■ **AVAILABLE RECORDS**:

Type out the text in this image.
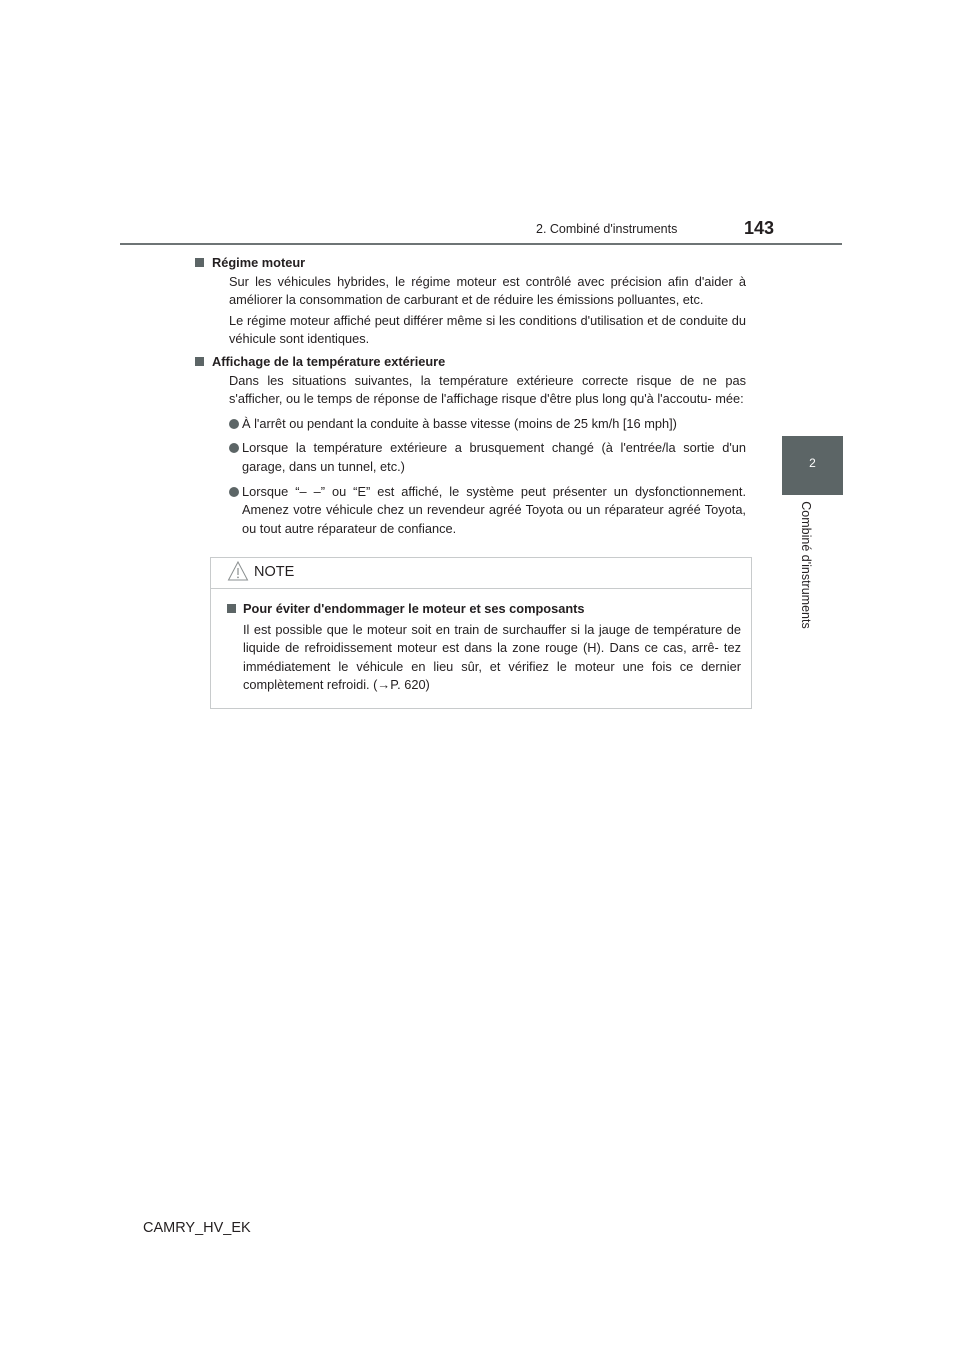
2. Combiné d'instruments	143
2
Combiné d'instruments
Régime moteur

Sur les véhicules hybrides, le régime moteur est contrôlé avec précision afin d'aider à améliorer la consommation de carburant et de réduire les émissions polluantes, etc.

Le régime moteur affiché peut différer même si les conditions d'utilisation et de conduite du véhicule sont identiques.

Affichage de la température extérieure

Dans les situations suivantes, la température extérieure correcte risque de ne pas s'afficher, ou le temps de réponse de l'affichage risque d'être plus long qu'à l'accoutu- mée:

À l'arrêt ou pendant la conduite à basse vitesse (moins de 25 km/h [16 mph])
Lorsque la température extérieure a brusquement changé (à l'entrée/la sortie d'un garage, dans un tunnel, etc.)
Lorsque “– –” ou “E” est affiché, le système peut présenter un dysfonctionnement. Amenez votre véhicule chez un revendeur agréé Toyota ou un réparateur agréé Toyota, ou tout autre réparateur de confiance.
NOTE
Pour éviter d'endommager le moteur et ses composants

Il est possible que le moteur soit en train de surchauffer si la jauge de température de liquide de refroidissement moteur est dans la zone rouge (H). Dans ce cas, arrê- tez immédiatement le véhicule en lieu sûr, et vérifiez le moteur une fois ce dernier complètement refroidi. (→P. 620)

CAMRY_HV_EK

■ **TASK DIRECTIONS**: Repeat all the data as it stands, dropping any images it holds.

■ **PROBLEM SOLUTION**:
Type out the text in this image.
2. Combiné d'instruments	143
2
Combiné d'instruments
Régime moteur

Sur les véhicules hybrides, le régime moteur est contrôlé avec précision afin d'aider à améliorer la consommation de carburant et de réduire les émissions polluantes, etc.

Le régime moteur affiché peut différer même si les conditions d'utilisation et de conduite du véhicule sont identiques.

Affichage de la température extérieure

Dans les situations suivantes, la température extérieure correcte risque de ne pas s'afficher, ou le temps de réponse de l'affichage risque d'être plus long qu'à l'accoutu- mée:

À l'arrêt ou pendant la conduite à basse vitesse (moins de 25 km/h [16 mph])
Lorsque la température extérieure a brusquement changé (à l'entrée/la sortie d'un garage, dans un tunnel, etc.)
Lorsque “– –” ou “E” est affiché, le système peut présenter un dysfonctionnement. Amenez votre véhicule chez un revendeur agréé Toyota ou un réparateur agréé Toyota, ou tout autre réparateur de confiance.
NOTE
Pour éviter d'endommager le moteur et ses composants

Il est possible que le moteur soit en train de surchauffer si la jauge de température de liquide de refroidissement moteur est dans la zone rouge (H). Dans ce cas, arrê- tez immédiatement le véhicule en lieu sûr, et vérifiez le moteur une fois ce dernier complètement refroidi. (→P. 620)

CAMRY_HV_EK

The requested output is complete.